- _Activity A_:
List every credit score figure that the article on good credit scores mentions.
- _Activity B_:
Carry on writing the article on good credit scores, starting after its final sentence.

- _Text under study_:
What is a good credit score?
Know the facts to get the best deal on your loan or mortgage.
When we go into the market for a new credit facility, loan or mortgage, it is in our interest to be equipped with the most information we can. One of the most important concepts to understand is that of a good credit score. We need to look at our credit profile from the perspective of the lender and see what they would consider to be a good credit score. Armed with this knowledge we can go out and negotiate the best possible deal for our borrowing needs.
Once your reach above 720, you have a good credit score in the lenderís eyes. You are considered low risk and you will be able to get favorable interest rates on borrowed funds. What many people do not realize is that a lender will most likely clump almost everyone above 720 into one group. In other words, a person with an excellent credit score of say 790 will not get much lower rates than a person with a good credit score of say 730. As far as the lender is concerned, their credit score requirement of their lending criteria is more than satisfied once you have a good enough credit score. From their perspective any reduced risk for them for lending to a credit score of 790 opposed to 730 is not worth reducing interest rates significantly. Note however that apart from the criteria for a good credit score, the lender would have other requirements such as total income and job security that they would take into account.

- _Information provided_:
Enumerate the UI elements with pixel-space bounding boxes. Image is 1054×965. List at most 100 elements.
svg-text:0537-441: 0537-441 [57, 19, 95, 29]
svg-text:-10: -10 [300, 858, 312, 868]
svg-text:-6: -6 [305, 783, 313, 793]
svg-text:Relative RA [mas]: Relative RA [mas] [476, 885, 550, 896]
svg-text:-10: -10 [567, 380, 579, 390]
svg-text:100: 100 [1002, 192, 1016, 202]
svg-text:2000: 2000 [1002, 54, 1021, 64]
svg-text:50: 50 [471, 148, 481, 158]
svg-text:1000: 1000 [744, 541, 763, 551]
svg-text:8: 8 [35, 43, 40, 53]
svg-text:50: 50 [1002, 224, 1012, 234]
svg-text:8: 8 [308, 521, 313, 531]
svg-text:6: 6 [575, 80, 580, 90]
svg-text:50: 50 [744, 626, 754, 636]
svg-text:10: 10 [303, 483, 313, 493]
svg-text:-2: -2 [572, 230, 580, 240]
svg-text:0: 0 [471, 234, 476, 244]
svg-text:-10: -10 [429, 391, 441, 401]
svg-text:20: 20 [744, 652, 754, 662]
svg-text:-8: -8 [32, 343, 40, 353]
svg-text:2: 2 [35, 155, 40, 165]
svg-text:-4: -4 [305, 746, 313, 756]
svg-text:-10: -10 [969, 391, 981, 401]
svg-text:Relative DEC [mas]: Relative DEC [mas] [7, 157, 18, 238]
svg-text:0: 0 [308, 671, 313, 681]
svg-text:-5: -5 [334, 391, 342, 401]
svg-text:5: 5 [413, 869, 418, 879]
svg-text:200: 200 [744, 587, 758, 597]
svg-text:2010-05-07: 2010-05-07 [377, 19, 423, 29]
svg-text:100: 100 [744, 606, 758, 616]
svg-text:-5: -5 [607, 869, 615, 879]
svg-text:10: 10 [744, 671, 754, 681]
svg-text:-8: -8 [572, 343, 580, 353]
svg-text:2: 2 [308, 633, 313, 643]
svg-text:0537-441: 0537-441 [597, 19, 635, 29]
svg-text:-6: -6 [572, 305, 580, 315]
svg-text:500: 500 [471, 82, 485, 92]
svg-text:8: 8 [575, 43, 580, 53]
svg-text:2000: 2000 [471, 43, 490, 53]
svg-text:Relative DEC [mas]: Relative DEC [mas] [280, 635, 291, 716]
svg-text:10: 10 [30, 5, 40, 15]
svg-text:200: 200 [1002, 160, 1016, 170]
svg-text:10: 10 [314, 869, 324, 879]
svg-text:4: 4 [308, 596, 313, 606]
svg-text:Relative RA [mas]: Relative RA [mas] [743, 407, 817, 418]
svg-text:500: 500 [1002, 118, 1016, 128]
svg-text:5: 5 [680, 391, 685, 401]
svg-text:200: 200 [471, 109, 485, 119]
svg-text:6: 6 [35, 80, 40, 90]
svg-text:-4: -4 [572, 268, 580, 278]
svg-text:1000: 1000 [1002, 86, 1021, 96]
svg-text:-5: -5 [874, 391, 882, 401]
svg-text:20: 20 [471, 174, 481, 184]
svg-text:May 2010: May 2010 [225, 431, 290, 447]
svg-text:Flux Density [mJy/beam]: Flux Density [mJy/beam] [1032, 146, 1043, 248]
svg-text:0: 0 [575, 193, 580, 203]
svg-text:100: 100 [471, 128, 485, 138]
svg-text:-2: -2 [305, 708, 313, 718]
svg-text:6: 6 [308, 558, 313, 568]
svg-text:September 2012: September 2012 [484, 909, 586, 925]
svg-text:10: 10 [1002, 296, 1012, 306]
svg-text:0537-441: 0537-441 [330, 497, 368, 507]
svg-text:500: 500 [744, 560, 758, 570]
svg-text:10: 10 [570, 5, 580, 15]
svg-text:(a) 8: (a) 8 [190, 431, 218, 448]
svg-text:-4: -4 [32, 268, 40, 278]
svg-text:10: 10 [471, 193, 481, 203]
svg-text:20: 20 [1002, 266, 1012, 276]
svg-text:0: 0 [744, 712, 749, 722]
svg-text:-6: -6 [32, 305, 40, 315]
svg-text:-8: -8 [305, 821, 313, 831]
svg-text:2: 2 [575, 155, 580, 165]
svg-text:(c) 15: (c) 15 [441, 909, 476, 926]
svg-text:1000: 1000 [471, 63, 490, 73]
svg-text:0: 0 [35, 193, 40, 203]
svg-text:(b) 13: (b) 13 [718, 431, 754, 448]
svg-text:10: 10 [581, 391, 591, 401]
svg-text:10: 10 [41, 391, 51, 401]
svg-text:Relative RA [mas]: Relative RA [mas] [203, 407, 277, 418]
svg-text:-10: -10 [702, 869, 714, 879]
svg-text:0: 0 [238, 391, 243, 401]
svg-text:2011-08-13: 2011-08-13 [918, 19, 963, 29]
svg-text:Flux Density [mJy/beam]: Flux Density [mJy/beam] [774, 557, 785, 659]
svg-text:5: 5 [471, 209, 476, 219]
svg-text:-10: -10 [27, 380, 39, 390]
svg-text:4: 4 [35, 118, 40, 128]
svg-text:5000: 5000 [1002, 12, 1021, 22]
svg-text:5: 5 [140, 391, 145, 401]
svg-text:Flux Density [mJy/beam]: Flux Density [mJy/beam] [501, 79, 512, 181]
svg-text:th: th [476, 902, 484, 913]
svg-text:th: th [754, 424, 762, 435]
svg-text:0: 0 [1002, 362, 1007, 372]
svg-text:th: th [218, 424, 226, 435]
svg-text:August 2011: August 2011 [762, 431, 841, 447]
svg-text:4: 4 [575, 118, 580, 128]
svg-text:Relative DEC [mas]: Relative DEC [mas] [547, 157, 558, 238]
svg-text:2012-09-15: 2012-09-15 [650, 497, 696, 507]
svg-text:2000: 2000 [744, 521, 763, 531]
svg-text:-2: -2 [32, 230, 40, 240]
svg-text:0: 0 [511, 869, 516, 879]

- _Task output A_:
720, 790, 730

- _Task output B_:
Nonetheless, when you approach a lender with a score of 720 or higher, you should go in with the goal of receiving their best available rates. It is not the job of your account manager or loan office to offer you their lowest rates; in fact they want to make as much money on behalf of the bank as possible. This is where your knowledge and understanding of the industry can give you that negotiating power. Understand that at this stage you have a good credit score from the lenders eyes. Understand that at this stage they will not distinguish to any significant level between you and someone with a credit score higher than you. As long as you adequately satisfy and lending requirement outside the realm of your credit profile, there should be no reason why you donít get their best rates.
Ironically, the average credit score in America hovers around the 720 mark. So the average American should be able to secure the best available rates. As far as the credit score is concerned, the lenders would generally have a legitimate reason to raise rates under 700. At this point your score is below average and theoretically you pose a greater risk. The lower the score goes from here, the higher a rate they would charge.